>>
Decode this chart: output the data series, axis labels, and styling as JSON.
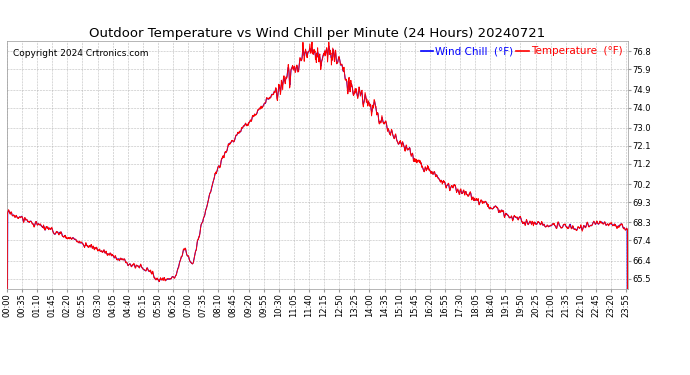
{
  "title": "Outdoor Temperature vs Wind Chill per Minute (24 Hours) 20240721",
  "copyright": "Copyright 2024 Crtronics.com",
  "legend_wind_chill": "Wind Chill  (°F)",
  "legend_temperature": "Temperature  (°F)",
  "wind_chill_color": "blue",
  "temperature_color": "red",
  "background_color": "#ffffff",
  "grid_color": "#aaaaaa",
  "yticks": [
    65.5,
    66.4,
    67.4,
    68.3,
    69.3,
    70.2,
    71.2,
    72.1,
    73.0,
    74.0,
    74.9,
    75.9,
    76.8
  ],
  "ylim": [
    65.0,
    77.3
  ],
  "title_fontsize": 9.5,
  "copyright_fontsize": 6.5,
  "legend_fontsize": 7.5,
  "tick_fontsize": 6,
  "xtick_labels": [
    "00:00",
    "00:35",
    "01:10",
    "01:45",
    "02:20",
    "02:55",
    "03:30",
    "04:05",
    "04:40",
    "05:15",
    "05:50",
    "06:25",
    "07:00",
    "07:35",
    "08:10",
    "08:45",
    "09:20",
    "09:55",
    "10:30",
    "11:05",
    "11:40",
    "12:15",
    "12:50",
    "13:25",
    "14:00",
    "14:35",
    "15:10",
    "15:45",
    "16:20",
    "16:55",
    "17:30",
    "18:05",
    "18:40",
    "19:15",
    "19:50",
    "20:25",
    "21:00",
    "21:35",
    "22:10",
    "22:45",
    "23:20",
    "23:55"
  ]
}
<<
Aim>
Send back the data above word for word, with the pictures left out.

Task solution>
Decode this chart: output the data series, axis labels, and styling as JSON.
{
  "title": "Outdoor Temperature vs Wind Chill per Minute (24 Hours) 20240721",
  "copyright": "Copyright 2024 Crtronics.com",
  "legend_wind_chill": "Wind Chill  (°F)",
  "legend_temperature": "Temperature  (°F)",
  "wind_chill_color": "blue",
  "temperature_color": "red",
  "background_color": "#ffffff",
  "grid_color": "#aaaaaa",
  "yticks": [
    65.5,
    66.4,
    67.4,
    68.3,
    69.3,
    70.2,
    71.2,
    72.1,
    73.0,
    74.0,
    74.9,
    75.9,
    76.8
  ],
  "ylim": [
    65.0,
    77.3
  ],
  "title_fontsize": 9.5,
  "copyright_fontsize": 6.5,
  "legend_fontsize": 7.5,
  "tick_fontsize": 6,
  "xtick_labels": [
    "00:00",
    "00:35",
    "01:10",
    "01:45",
    "02:20",
    "02:55",
    "03:30",
    "04:05",
    "04:40",
    "05:15",
    "05:50",
    "06:25",
    "07:00",
    "07:35",
    "08:10",
    "08:45",
    "09:20",
    "09:55",
    "10:30",
    "11:05",
    "11:40",
    "12:15",
    "12:50",
    "13:25",
    "14:00",
    "14:35",
    "15:10",
    "15:45",
    "16:20",
    "16:55",
    "17:30",
    "18:05",
    "18:40",
    "19:15",
    "19:50",
    "20:25",
    "21:00",
    "21:35",
    "22:10",
    "22:45",
    "23:20",
    "23:55"
  ]
}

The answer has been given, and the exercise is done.